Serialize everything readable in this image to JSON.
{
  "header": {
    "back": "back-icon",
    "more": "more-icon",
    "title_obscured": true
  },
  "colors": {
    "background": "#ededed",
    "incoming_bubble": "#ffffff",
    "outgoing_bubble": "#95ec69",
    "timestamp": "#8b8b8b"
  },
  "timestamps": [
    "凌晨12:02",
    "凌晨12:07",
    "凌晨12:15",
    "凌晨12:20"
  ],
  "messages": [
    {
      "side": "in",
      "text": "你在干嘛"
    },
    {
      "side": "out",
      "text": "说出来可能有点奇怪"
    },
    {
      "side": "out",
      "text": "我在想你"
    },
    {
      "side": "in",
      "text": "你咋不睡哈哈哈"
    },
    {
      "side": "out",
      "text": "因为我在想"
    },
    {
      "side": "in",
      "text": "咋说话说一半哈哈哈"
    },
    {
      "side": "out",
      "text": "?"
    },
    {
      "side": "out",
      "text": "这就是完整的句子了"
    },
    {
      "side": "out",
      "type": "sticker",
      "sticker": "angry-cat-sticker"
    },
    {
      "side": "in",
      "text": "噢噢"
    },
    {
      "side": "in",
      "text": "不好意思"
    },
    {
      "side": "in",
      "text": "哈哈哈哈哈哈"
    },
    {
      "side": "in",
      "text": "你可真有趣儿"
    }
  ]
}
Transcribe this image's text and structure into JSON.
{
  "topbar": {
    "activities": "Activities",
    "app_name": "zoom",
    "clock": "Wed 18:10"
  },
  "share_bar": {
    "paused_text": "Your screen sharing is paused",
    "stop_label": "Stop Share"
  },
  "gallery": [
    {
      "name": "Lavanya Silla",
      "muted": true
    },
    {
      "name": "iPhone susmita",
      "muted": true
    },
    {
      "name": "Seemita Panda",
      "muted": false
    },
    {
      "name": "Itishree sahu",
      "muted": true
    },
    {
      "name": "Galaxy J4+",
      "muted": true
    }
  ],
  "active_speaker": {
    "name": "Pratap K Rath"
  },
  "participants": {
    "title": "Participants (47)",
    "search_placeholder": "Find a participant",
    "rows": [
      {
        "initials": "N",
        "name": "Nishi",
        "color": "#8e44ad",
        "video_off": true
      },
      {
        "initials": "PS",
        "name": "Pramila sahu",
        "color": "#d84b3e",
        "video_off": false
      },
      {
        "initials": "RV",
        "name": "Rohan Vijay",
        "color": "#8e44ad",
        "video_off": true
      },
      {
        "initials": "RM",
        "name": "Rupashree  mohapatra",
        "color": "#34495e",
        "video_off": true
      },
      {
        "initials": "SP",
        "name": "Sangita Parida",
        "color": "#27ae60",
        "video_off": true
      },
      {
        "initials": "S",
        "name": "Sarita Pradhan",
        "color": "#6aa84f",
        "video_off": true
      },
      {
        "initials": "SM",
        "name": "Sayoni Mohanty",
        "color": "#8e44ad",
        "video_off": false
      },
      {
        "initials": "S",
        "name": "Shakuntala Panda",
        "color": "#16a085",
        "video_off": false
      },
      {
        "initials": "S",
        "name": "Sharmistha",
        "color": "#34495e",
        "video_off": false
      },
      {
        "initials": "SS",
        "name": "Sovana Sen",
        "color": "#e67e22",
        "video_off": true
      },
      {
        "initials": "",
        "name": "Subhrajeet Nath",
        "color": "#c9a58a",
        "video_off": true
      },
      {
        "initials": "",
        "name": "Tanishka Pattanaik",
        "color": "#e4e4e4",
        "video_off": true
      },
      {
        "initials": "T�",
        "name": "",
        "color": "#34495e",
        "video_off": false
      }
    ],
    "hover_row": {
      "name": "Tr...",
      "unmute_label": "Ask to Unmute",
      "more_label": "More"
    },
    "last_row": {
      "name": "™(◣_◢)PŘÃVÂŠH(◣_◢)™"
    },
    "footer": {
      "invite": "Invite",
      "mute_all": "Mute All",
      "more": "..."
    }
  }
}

## Given problem
From the entries, copy out each line containing the word "sahu".

## Task output
      "name": "Itishree sahu",
        "name": "Pramila sahu",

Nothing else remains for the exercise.